Provided entries:

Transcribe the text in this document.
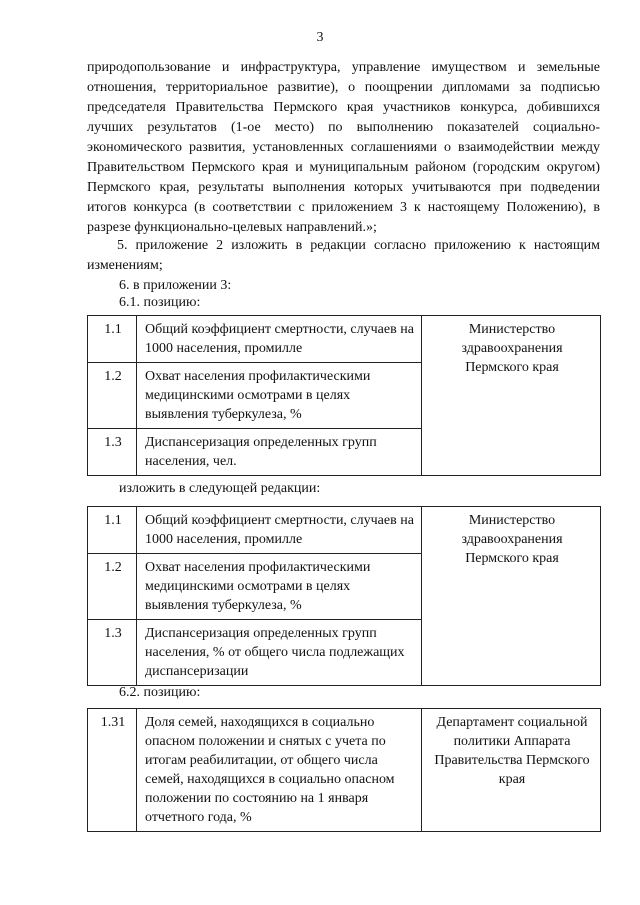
3
природопользование и инфраструктура, управление имуществом и земельные отношения, территориальное развитие), о поощрении дипломами за подписью председателя Правительства Пермского края участников конкурса, добившихся лучших результатов (1-ое место) по выполнению показателей социально-экономического развития, установленных соглашениями о взаимодействии между Правительством Пермского края и муниципальным районом (городским округом) Пермского края, результаты выполнения которых учитываются при подведении итогов конкурса (в соответствии с приложением 3 к настоящему Положению), в разрезе функционально-целевых направлений.»;
5. приложение 2 изложить в редакции согласно приложению к настоящим изменениям;
6. в приложении 3:
6.1. позицию:
1.1	Общий коэффициент смертности, случаев на 1000 населения, промилле	Министерство здравоохранения Пермского края
1.2	Охват населения профилактическими медицинскими осмотрами в целях выявления туберкулеза, %	
1.3	Диспансеризация определенных групп населения, чел.	
изложить в следующей редакции:
1.1	Общий коэффициент смертности, случаев на 1000 населения, промилле	Министерство здравоохранения Пермского края
1.2	Охват населения профилактическими медицинскими осмотрами в целях выявления туберкулеза, %	
1.3	Диспансеризация определенных групп населения, % от общего числа подлежащих диспансеризации	
6.2. позицию:
1.31	Доля семей, находящихся в социально опасном положении и снятых с учета по итогам реабилитации, от общего числа семей, находящихся в социально опасном положении по состоянию на 1 января отчетного года, %	Департамент социальной политики Аппарата Правительства Пермского края
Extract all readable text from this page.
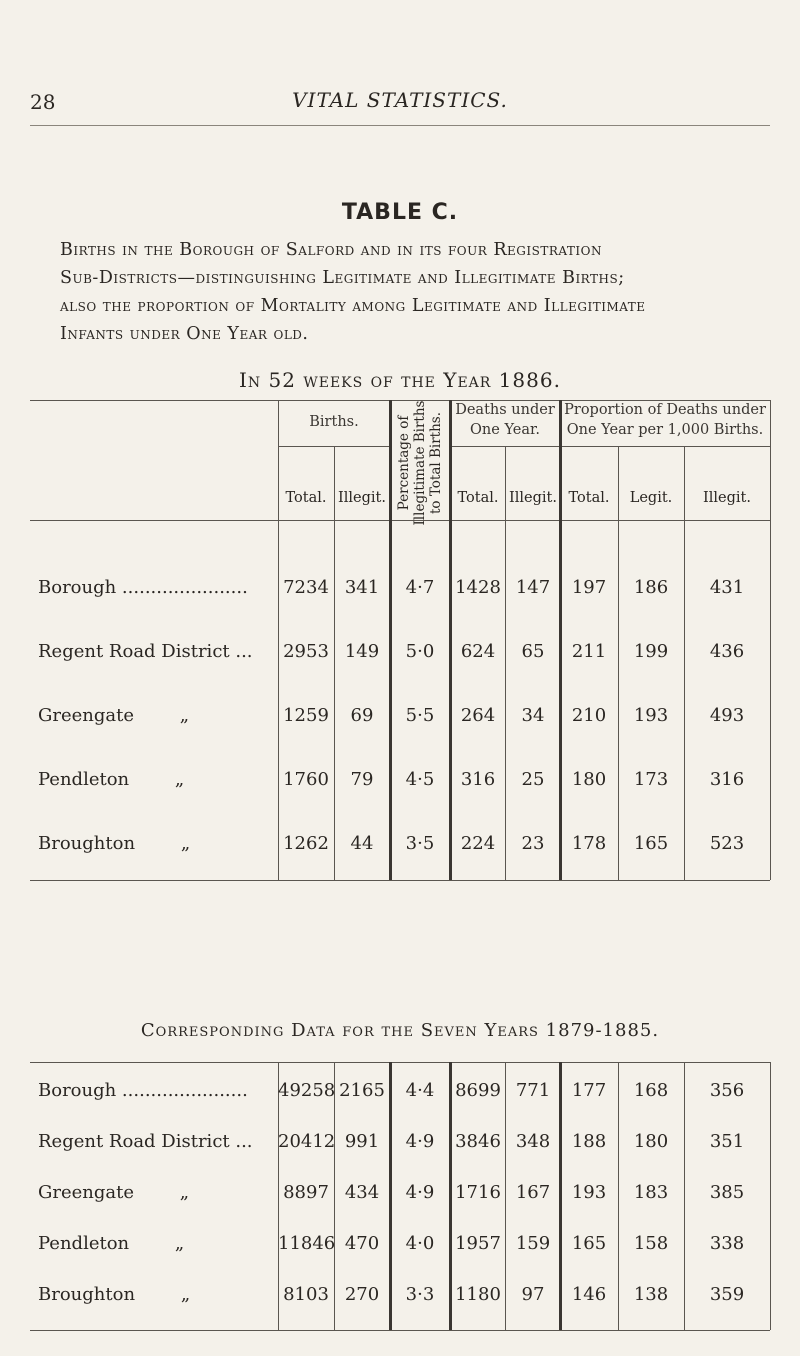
28	VITAL STATISTICS.
TABLE C.
Births in the Borough of Salford and in its four Registration
Sub-Districts—distinguishing Legitimate and Illegitimate Births;
also the proportion of Mortality among Legitimate and Illegitimate
Infants under One Year old.
In 52 weeks of the Year 1886.
Births.	Percentage of Illegitimate Births to Total Births.
Deaths under One Year.
Proportion of Deaths under One Year per 1,000 Births.
Total. Illegit.	Total. Illegit. Total.	Legit.	Illegit.
Borough ......................	7234 341	4·7	1428 147	197	186	431
Regent Road District ...	2953 149	5·0	624	65	211	199	436
Greengate        „	1259	69	5·5	264	34	210	193	493
Pendleton        „	1760	79	4·5	316	25	180	173	316
Broughton        „	1262	44	3·5	224	23	178	165	523
Corresponding Data for the Seven Years 1879-1885.
Borough ......................	49258 2165	4·4	8699 771	177	168	356
Regent Road District ...	20412 991	4·9	3846 348	188	180	351
Greengate        „	8897 434	4·9	1716 167	193	183	385
Pendleton        „	11846 470	4·0	1957 159	165	158	338
Broughton        „	8103 270	3·3	1180	97	146	138	359
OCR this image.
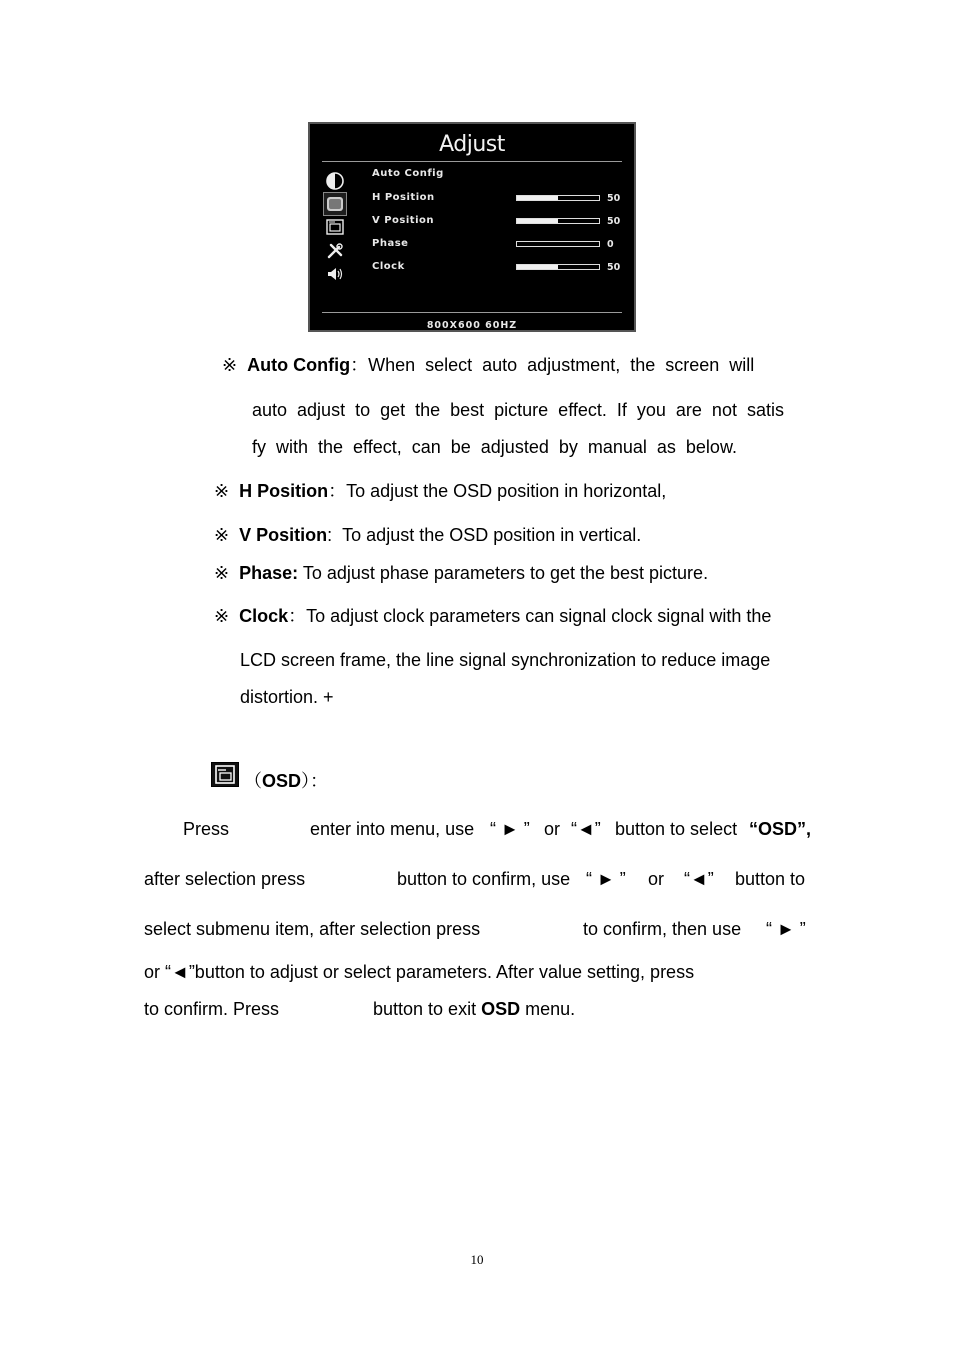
Adjust
Auto Config
H Position	50
V Position	50
Phase	0
Clock	50
800X600 60HZ
※ Auto Config：When  select  auto  adjustment,  the  screen  will
auto  adjust  to  get  the  best  picture  effect.  If  you  are  not  satis
fy  with  the  effect,  can  be  adjusted  by  manual  as  below.
※ H Position：To adjust the OSD position in horizontal,
※ V Position: To adjust the OSD position in vertical.
※ Phase: To adjust phase parameters to get the best picture.
※ Clock：To adjust clock parameters can signal clock signal with the
LCD screen frame, the line signal synchronization to reduce image
distortion. +
（OSD）：
Press	enter into menu, use “ ► ” or “◄” button to select “OSD”,
after selection press	button to confirm, use “ ► ” or “◄” button to
select submenu item, after selection press	to confirm, then use “ ► ”
or “◄”button to adjust or select parameters. After value setting, press
to confirm. Press	button to exit OSD menu.
10
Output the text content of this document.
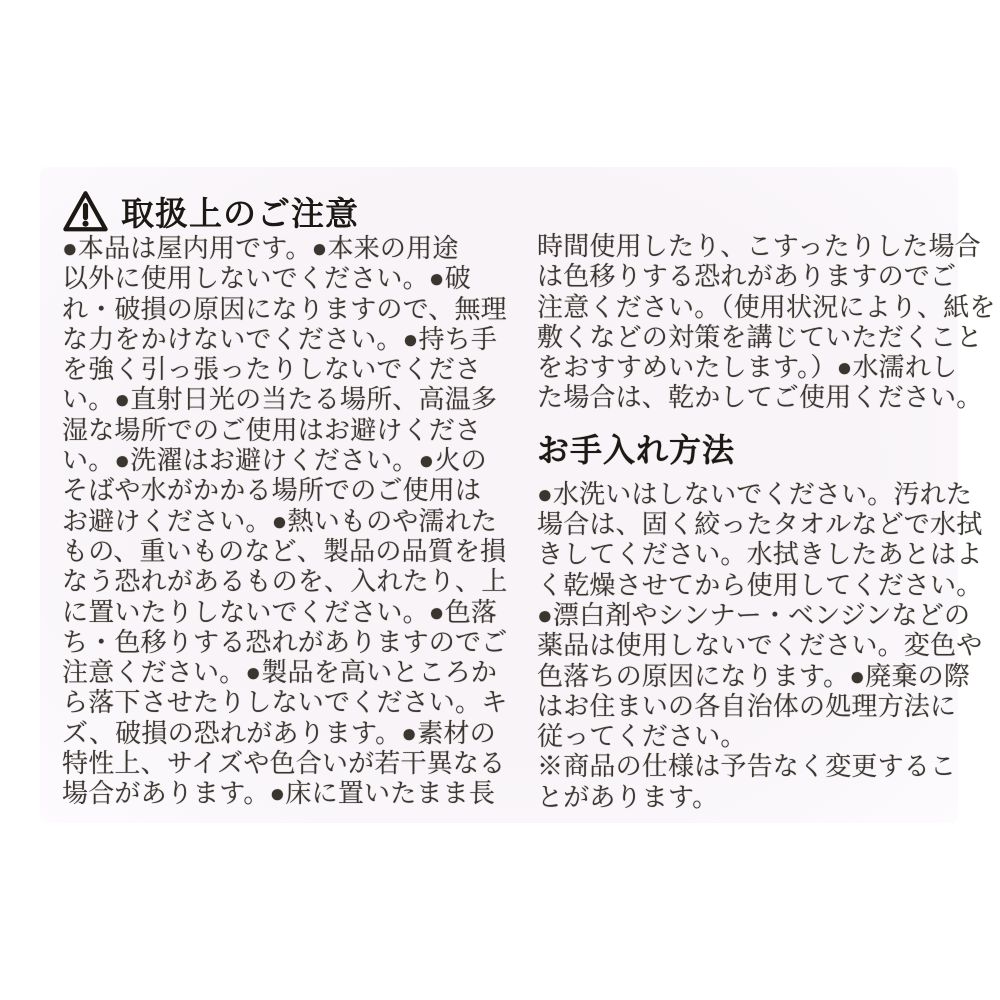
取扱上のご注意
●本品は屋内用です。●本来の用途
以外に使用しないでください。●破
れ・破損の原因になりますので、無理
な力をかけないでください。●持ち手
を強く引っ張ったりしないでくださ
い。●直射日光の当たる場所、高温多
湿な場所でのご使用はお避けくださ
い。●洗濯はお避けください。●火の
そばや水がかかる場所でのご使用は
お避けください。●熱いものや濡れた
もの、重いものなど、製品の品質を損
なう恐れがあるものを、入れたり、上
に置いたりしないでください。●色落
ち・色移りする恐れがありますのでご
注意ください。●製品を高いところか
ら落下させたりしないでください。キ
ズ、破損の恐れがあります。●素材の
特性上、サイズや色合いが若干異なる
場合があります。●床に置いたまま長
時間使用したり、こすったりした場合
は色移りする恐れがありますのでご
注意ください。（使用状況により、紙を
敷くなどの対策を講じていただくこと
をおすすめいたします。）●水濡れし
た場合は、乾かしてご使用ください。
お手入れ方法
●水洗いはしないでください。汚れた
場合は、固く絞ったタオルなどで水拭
きしてください。水拭きしたあとはよ
く乾燥させてから使用してください。
●漂白剤やシンナー・ベンジンなどの
薬品は使用しないでください。変色や
色落ちの原因になります。●廃棄の際
はお住まいの各自治体の処理方法に
従ってください。
※商品の仕様は予告なく変更するこ
とがあります。
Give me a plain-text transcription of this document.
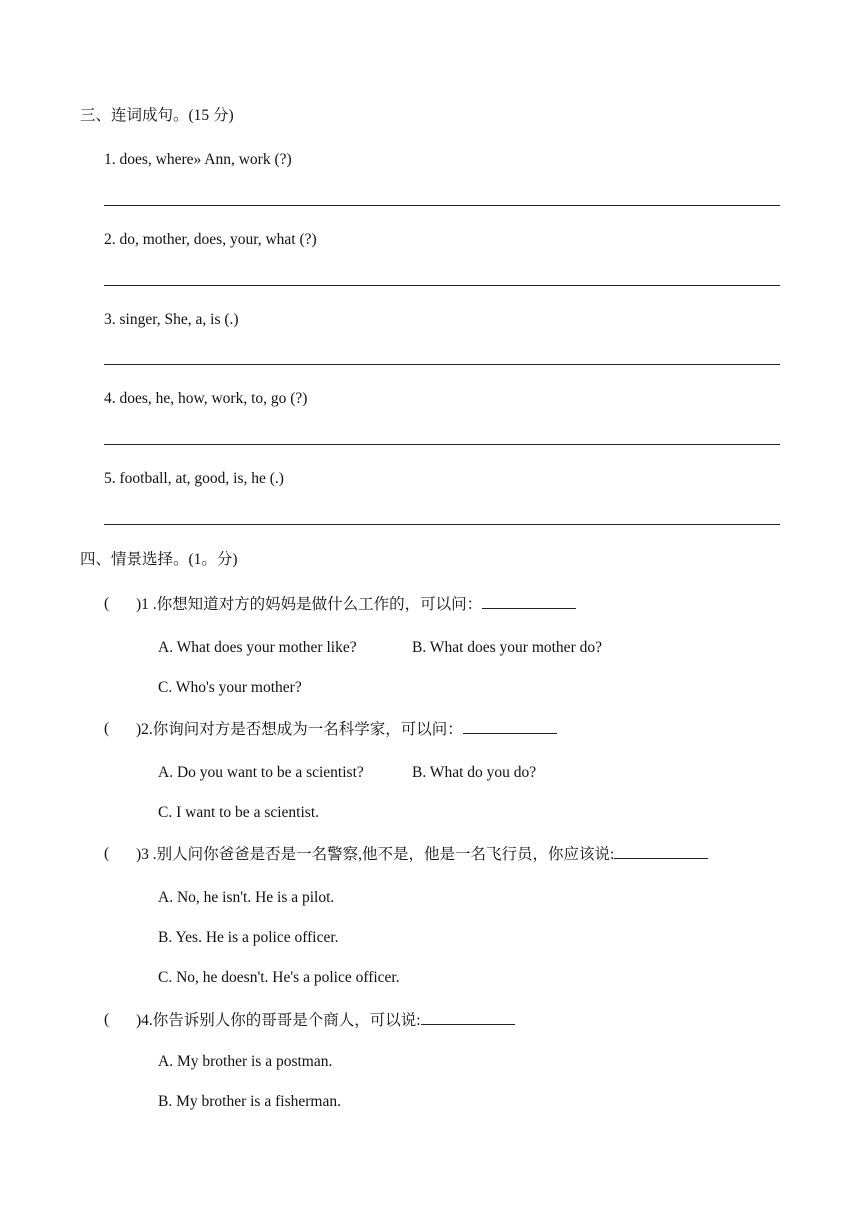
三、连词成句。(15 分)
1. does, where» Ann, work (?)
2. do, mother, does, your, what (?)
3. singer, She, a, is (.)
4. does, he, how, work, to, go (?)
5. football, at, good, is, he (.)
四、情景选择。(1。分)
( )1 .你想知道对方的妈妈是做什么工作的，可以问：
A. What does your mother like?	B. What does your mother do?
C. Who's your mother?
( )2.你询问对方是否想成为一名科学家，可以问：
A. Do you want to be a scientist?	B. What do you do?
C. I want to be a scientist.
( )3 .别人问你爸爸是否是一名警察,他不是，他是一名飞行员，你应该说:
A. No, he isn't. He is a pilot.
B. Yes. He is a police officer.
C. No, he doesn't. He's a police officer.
( )4.你告诉别人你的哥哥是个商人，可以说:
A. My brother is a postman.
B. My brother is a fisherman.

Written request:
Pictures are excluded; output everything else in the data verbatim.

Output for this exercise:
Transcribe the text in this document.
3
природопользование и инфраструктура, управление имуществом и земельные отношения, территориальное развитие), о поощрении дипломами за подписью председателя Правительства Пермского края участников конкурса, добившихся лучших результатов (1-ое место) по выполнению показателей социально-экономического развития, установленных соглашениями о взаимодействии между Правительством Пермского края и муниципальным районом (городским округом) Пермского края, результаты выполнения которых учитываются при подведении итогов конкурса (в соответствии с приложением 3 к настоящему Положению), в разрезе функционально-целевых направлений.»;
5. приложение 2 изложить в редакции согласно приложению к настоящим изменениям;
6. в приложении 3:
6.1. позицию:
1.1	Общий коэффициент смертности, случаев на 1000 населения, промилле	Министерство здравоохранения Пермского края
1.2	Охват населения профилактическими медицинскими осмотрами в целях выявления туберкулеза, %	
1.3	Диспансеризация определенных групп населения, чел.	
изложить в следующей редакции:
1.1	Общий коэффициент смертности, случаев на 1000 населения, промилле	Министерство здравоохранения Пермского края
1.2	Охват населения профилактическими медицинскими осмотрами в целях выявления туберкулеза, %	
1.3	Диспансеризация определенных групп населения, % от общего числа подлежащих диспансеризации	
6.2. позицию:
1.31	Доля семей, находящихся в социально опасном положении и снятых с учета по итогам реабилитации, от общего числа семей, находящихся в социально опасном положении по состоянию на 1 января отчетного года, %	Департамент социальной политики Аппарата Правительства Пермского края
Extract all readable text from this page.
28	VITAL STATISTICS.
TABLE C.
Births in the Borough of Salford and in its four Registration
Sub-Districts—distinguishing Legitimate and Illegitimate Births;
also the proportion of Mortality among Legitimate and Illegitimate
Infants under One Year old.
In 52 weeks of the Year 1886.
Births.	Percentage of Illegitimate Births to Total Births.
Deaths under One Year.
Proportion of Deaths under One Year per 1,000 Births.
Total. Illegit.	Total. Illegit. Total.	Legit.	Illegit.
Borough ......................	7234 341	4·7	1428 147	197	186	431
Regent Road District ...	2953 149	5·0	624	65	211	199	436
Greengate        „	1259	69	5·5	264	34	210	193	493
Pendleton        „	1760	79	4·5	316	25	180	173	316
Broughton        „	1262	44	3·5	224	23	178	165	523
Corresponding Data for the Seven Years 1879-1885.
Borough ......................	49258 2165	4·4	8699 771	177	168	356
Regent Road District ...	20412 991	4·9	3846 348	188	180	351
Greengate        „	8897 434	4·9	1716 167	193	183	385
Pendleton        „	11846 470	4·0	1957 159	165	158	338
Broughton        „	8103 270	3·3	1180	97	146	138	359
OCR this image.
Adjust
Auto Config
H Position	50
V Position	50
Phase	0
Clock	50
800X600 60HZ
※ Auto Config：When  select  auto  adjustment,  the  screen  will
auto  adjust  to  get  the  best  picture  effect.  If  you  are  not  satis
fy  with  the  effect,  can  be  adjusted  by  manual  as  below.
※ H Position：To adjust the OSD position in horizontal,
※ V Position: To adjust the OSD position in vertical.
※ Phase: To adjust phase parameters to get the best picture.
※ Clock：To adjust clock parameters can signal clock signal with the
LCD screen frame, the line signal synchronization to reduce image
distortion. +
（OSD）：
Press	enter into menu, use “ ► ” or “◄” button to select “OSD”,
after selection press	button to confirm, use “ ► ” or “◄” button to
select submenu item, after selection press	to confirm, then use “ ► ”
or “◄”button to adjust or select parameters. After value setting, press
to confirm. Press	button to exit OSD menu.
10
Output the text content of this document.
取扱上のご注意
●本品は屋内用です。●本来の用途
以外に使用しないでください。●破
れ・破損の原因になりますので、無理
な力をかけないでください。●持ち手
を強く引っ張ったりしないでくださ
い。●直射日光の当たる場所、高温多
湿な場所でのご使用はお避けくださ
い。●洗濯はお避けください。●火の
そばや水がかかる場所でのご使用は
お避けください。●熱いものや濡れた
もの、重いものなど、製品の品質を損
なう恐れがあるものを、入れたり、上
に置いたりしないでください。●色落
ち・色移りする恐れがありますのでご
注意ください。●製品を高いところか
ら落下させたりしないでください。キ
ズ、破損の恐れがあります。●素材の
特性上、サイズや色合いが若干異なる
場合があります。●床に置いたまま長
時間使用したり、こすったりした場合
は色移りする恐れがありますのでご
注意ください。（使用状況により、紙を
敷くなどの対策を講じていただくこと
をおすすめいたします。）●水濡れし
た場合は、乾かしてご使用ください。
お手入れ方法
●水洗いはしないでください。汚れた
場合は、固く絞ったタオルなどで水拭
きしてください。水拭きしたあとはよ
く乾燥させてから使用してください。
●漂白剤やシンナー・ベンジンなどの
薬品は使用しないでください。変色や
色落ちの原因になります。●廃棄の際
はお住まいの各自治体の処理方法に
従ってください。
※商品の仕様は予告なく変更するこ
とがあります。
Give me a plain-text transcription of this document.
三、连词成句。(15 分)
1. does, where» Ann, work (?)
2. do, mother, does, your, what (?)
3. singer, She, a, is (.)
4. does, he, how, work, to, go (?)
5. football, at, good, is, he (.)
四、情景选择。(1。分)
( )1 .你想知道对方的妈妈是做什么工作的，可以问：
A. What does your mother like?	B. What does your mother do?
C. Who's your mother?
( )2.你询问对方是否想成为一名科学家，可以问：
A. Do you want to be a scientist?	B. What do you do?
C. I want to be a scientist.
( )3 .别人问你爸爸是否是一名警察,他不是，他是一名飞行员，你应该说:
A. No, he isn't. He is a pilot.
B. Yes. He is a police officer.
C. No, he doesn't. He's a police officer.
( )4.你告诉别人你的哥哥是个商人，可以说:
A. My brother is a postman.
B. My brother is a fisherman.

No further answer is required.